Opinion
Case No. 07-41680, Adv. No. 09-7084.
March 10, 2010
MEMORANDUM OPINION AND ORDER GRANTING PLAINTIFF'S MOTION FOR LEAVE TO FILE AMENDED COMPLAINT
This matter is before the Court on the Plaintiff's Motion for Leave to File Amended Complaint. Plaintiff is seeking leave to file an amended complaint to make a claim against Defendant for recovery of a preferential transfer under 11 U.S.C. § 547, rather than the claim for recovery of a fraudulent transfer under § 548 contained in the original Complaint. Defendant objects on the basis that allowing the amendment would be futile, as the deadline for bringing claims under § 547 was December 6, 2009, and that this new claim under § 547 would thus be untimely. In support, as he argues that the amended complaint would not relate back to the date of the original claim, which he impliedly admits was timely filed.
Doc. 8.
This bankruptcy was filed after October 17, 2005, when most provisions of the Bankruptcy Abuse Prevention and Consumer Protection Act of 2005 became effective. All future statutory references are thus to the Bankruptcy Abuse Prevention and Consumer Protection Act of 2005, 11 U.S.C. §§ 101- 1532 (2005), unless otherwise specifically noted.
Both parties have briefed this issue, and the Court is ready to rule. This is a core matter over which this Court has jurisdiction.
28 U.S.C. § 1334 and 28 U.S.C. § 157(b)(2)(F) (core proceeding).
I. FINDINGS OF FACT
Debtor filed his petition under Chapter 7 of the Bankruptcy Code on December 6, 2007. Plaintiff, who is the Trustee in Debtor's bankruptcy case, initiated this adversary proceeding on December 3, 2009, just prior to the two year time limit imposed upon a trustee's avoiding powers by § 546(a). In the original complaint, Plaintiff alleged that within ninety days of the filing of the petition, Debtor Charles Crawford transferred to or for the benefit of the Defendant a total of $3,500. Plaintiff claimed that this transfer constituted a fraudulent transfer that she could avoid pursuant to § 548 and recover for the benefit of the estate.

▸ **TASK INSTRUCTIONS**: Can you carry on the bankruptcy opinion above about amending the Trustee's complaint, picking up right after its last sentence?

▸ **INFORMATION PROVIDED**:
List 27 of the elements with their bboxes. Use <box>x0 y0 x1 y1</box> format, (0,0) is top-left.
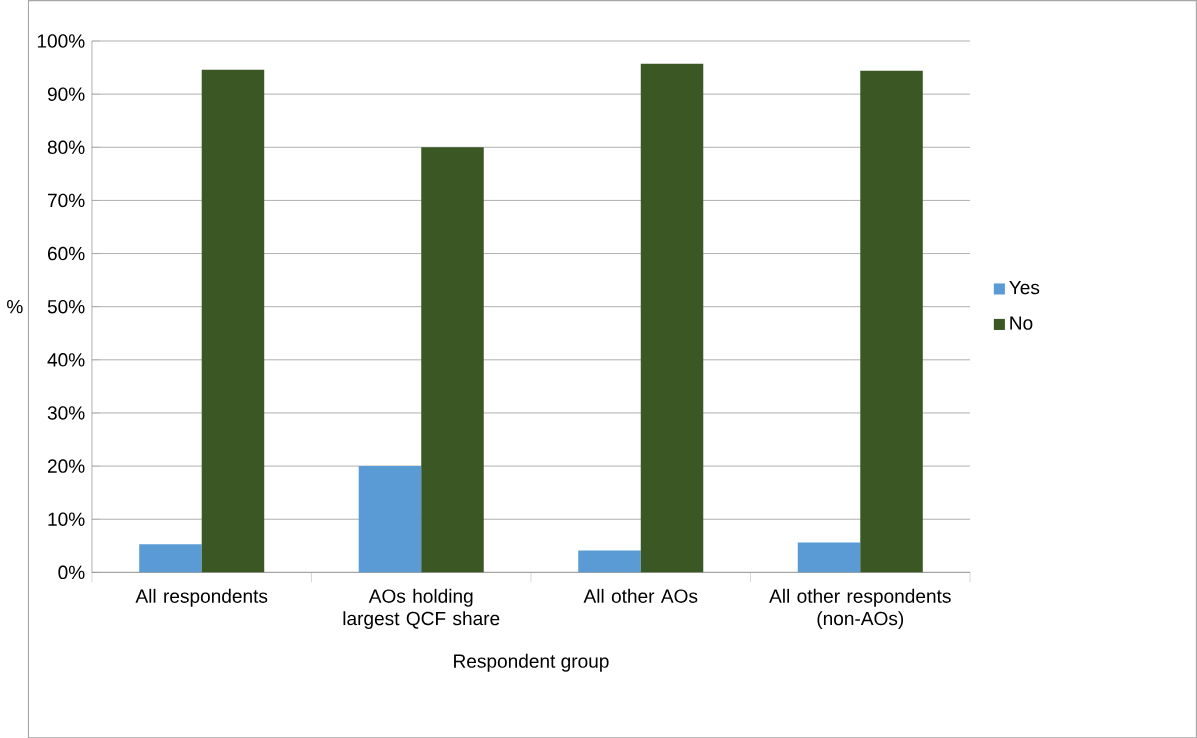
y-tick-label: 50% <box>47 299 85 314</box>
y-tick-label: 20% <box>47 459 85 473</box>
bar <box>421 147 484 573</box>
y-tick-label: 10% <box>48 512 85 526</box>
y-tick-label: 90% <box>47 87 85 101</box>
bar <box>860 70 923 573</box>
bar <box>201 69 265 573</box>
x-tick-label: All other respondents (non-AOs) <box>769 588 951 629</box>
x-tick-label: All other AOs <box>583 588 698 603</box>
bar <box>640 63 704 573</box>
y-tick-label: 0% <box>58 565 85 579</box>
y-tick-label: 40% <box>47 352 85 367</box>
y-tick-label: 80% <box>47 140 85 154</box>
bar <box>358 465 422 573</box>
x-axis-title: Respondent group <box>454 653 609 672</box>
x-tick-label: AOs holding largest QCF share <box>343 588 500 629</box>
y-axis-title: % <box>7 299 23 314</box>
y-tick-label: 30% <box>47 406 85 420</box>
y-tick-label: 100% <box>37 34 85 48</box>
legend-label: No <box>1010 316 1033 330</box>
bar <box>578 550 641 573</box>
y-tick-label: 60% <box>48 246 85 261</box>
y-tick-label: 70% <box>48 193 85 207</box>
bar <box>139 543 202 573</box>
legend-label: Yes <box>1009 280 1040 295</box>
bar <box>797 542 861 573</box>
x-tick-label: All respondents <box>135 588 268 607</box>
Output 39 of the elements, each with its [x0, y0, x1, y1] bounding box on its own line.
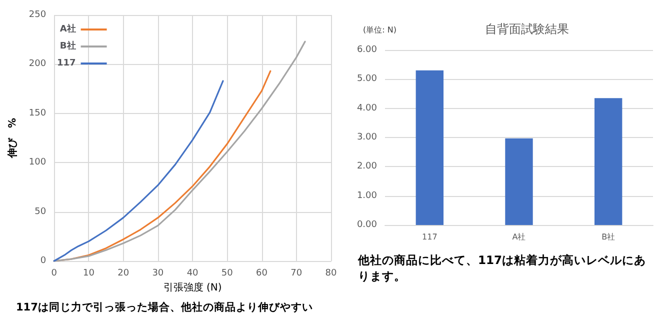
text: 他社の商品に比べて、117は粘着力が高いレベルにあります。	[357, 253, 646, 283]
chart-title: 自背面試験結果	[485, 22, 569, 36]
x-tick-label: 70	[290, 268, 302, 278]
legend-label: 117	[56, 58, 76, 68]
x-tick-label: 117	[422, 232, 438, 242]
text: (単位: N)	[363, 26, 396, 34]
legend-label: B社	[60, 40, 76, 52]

▸ **EXPECTED OUTPUT**:
Defendant filed his answer on January 2, 2010, denying that the transfer was fraudulent under § 548 and arguing that the transfer could not be avoided and recovered for the benefit of the estate. On January 21, 2010, more than two weeks prior to the date the Report of the Parties' Planning Meeting was due, and presumably before any discovery had taken place, Plaintiff filed the motion seeking leave to file an amended complaint. The basis for the motion was to amend the claim to allege the transfer was preferential under § 547, instead of it being a fraudulent transfer under § 548. Defendant objected to the motion, and in her reply to Defendant's objection, Plaintiff indicates that she had intended to pursue this claim as a preference under § 547, but that the original claim was inadvertently brought under § 548.
Fed.R.Civ.P. 26(d)(1) provides that no discovery shall be sought before the Rule 26(f) conference of the parties.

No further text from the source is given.